--- START Supplied material ---

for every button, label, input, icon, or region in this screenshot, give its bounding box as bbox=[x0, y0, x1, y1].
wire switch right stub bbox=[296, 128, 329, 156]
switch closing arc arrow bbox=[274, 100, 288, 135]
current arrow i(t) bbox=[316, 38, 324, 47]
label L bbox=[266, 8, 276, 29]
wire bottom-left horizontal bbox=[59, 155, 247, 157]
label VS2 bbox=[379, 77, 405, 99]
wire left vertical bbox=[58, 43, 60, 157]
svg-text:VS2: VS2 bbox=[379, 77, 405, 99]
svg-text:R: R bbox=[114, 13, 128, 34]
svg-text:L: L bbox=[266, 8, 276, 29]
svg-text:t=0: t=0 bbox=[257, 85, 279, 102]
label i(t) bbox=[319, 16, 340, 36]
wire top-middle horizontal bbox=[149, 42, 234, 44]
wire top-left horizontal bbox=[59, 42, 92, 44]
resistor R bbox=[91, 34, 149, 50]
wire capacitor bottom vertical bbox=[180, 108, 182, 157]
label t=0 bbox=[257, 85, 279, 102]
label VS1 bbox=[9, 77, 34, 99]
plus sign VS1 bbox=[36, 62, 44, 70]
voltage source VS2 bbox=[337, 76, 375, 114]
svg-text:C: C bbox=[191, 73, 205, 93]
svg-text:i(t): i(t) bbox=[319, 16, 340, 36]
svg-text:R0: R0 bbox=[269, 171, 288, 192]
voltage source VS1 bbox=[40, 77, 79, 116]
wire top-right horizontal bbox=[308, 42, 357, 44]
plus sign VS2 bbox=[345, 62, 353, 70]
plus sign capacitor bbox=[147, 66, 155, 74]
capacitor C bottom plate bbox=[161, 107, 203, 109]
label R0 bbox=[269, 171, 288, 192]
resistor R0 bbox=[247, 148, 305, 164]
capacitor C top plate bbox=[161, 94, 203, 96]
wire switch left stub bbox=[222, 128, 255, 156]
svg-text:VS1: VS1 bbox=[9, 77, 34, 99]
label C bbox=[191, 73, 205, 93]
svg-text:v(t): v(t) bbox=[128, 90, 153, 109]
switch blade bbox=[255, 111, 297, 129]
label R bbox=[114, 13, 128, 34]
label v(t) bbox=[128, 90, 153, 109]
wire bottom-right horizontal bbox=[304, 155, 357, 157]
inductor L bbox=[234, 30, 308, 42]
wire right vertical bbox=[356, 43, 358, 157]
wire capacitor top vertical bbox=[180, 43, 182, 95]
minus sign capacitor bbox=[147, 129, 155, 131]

--- END Supplied material ---

## Written request
Copy out every line of the records above verbatim, in the original order and without any alteration.

## Solution to this problem
for every button, label, input, icon, or region in this screenshot, give its bounding box as bbox=[x0, y0, x1, y1].
wire switch right stub bbox=[296, 128, 329, 156]
switch closing arc arrow bbox=[274, 100, 288, 135]
current arrow i(t) bbox=[316, 38, 324, 47]
label L bbox=[266, 8, 276, 29]
wire bottom-left horizontal bbox=[59, 155, 247, 157]
label VS2 bbox=[379, 77, 405, 99]
wire left vertical bbox=[58, 43, 60, 157]
svg-text:VS2: VS2 bbox=[379, 77, 405, 99]
svg-text:R: R bbox=[114, 13, 128, 34]
svg-text:L: L bbox=[266, 8, 276, 29]
svg-text:t=0: t=0 bbox=[257, 85, 279, 102]
label i(t) bbox=[319, 16, 340, 36]
wire top-middle horizontal bbox=[149, 42, 234, 44]
wire top-left horizontal bbox=[59, 42, 92, 44]
resistor R bbox=[91, 34, 149, 50]
wire capacitor bottom vertical bbox=[180, 108, 182, 157]
label t=0 bbox=[257, 85, 279, 102]
label VS1 bbox=[9, 77, 34, 99]
plus sign VS1 bbox=[36, 62, 44, 70]
voltage source VS2 bbox=[337, 76, 375, 114]
svg-text:C: C bbox=[191, 73, 205, 93]
svg-text:i(t): i(t) bbox=[319, 16, 340, 36]
svg-text:R0: R0 bbox=[269, 171, 288, 192]
voltage source VS1 bbox=[40, 77, 79, 116]
wire top-right horizontal bbox=[308, 42, 357, 44]
plus sign VS2 bbox=[345, 62, 353, 70]
plus sign capacitor bbox=[147, 66, 155, 74]
capacitor C bottom plate bbox=[161, 107, 203, 109]
label R0 bbox=[269, 171, 288, 192]
resistor R0 bbox=[247, 148, 305, 164]
capacitor C top plate bbox=[161, 94, 203, 96]
wire switch left stub bbox=[222, 128, 255, 156]
svg-text:VS1: VS1 bbox=[9, 77, 34, 99]
label C bbox=[191, 73, 205, 93]
svg-text:v(t): v(t) bbox=[128, 90, 153, 109]
switch blade bbox=[255, 111, 297, 129]
label R bbox=[114, 13, 128, 34]
label v(t) bbox=[128, 90, 153, 109]
wire bottom-right horizontal bbox=[304, 155, 357, 157]
inductor L bbox=[234, 30, 308, 42]
wire right vertical bbox=[356, 43, 358, 157]
wire capacitor top vertical bbox=[180, 43, 182, 95]
minus sign capacitor bbox=[147, 129, 155, 131]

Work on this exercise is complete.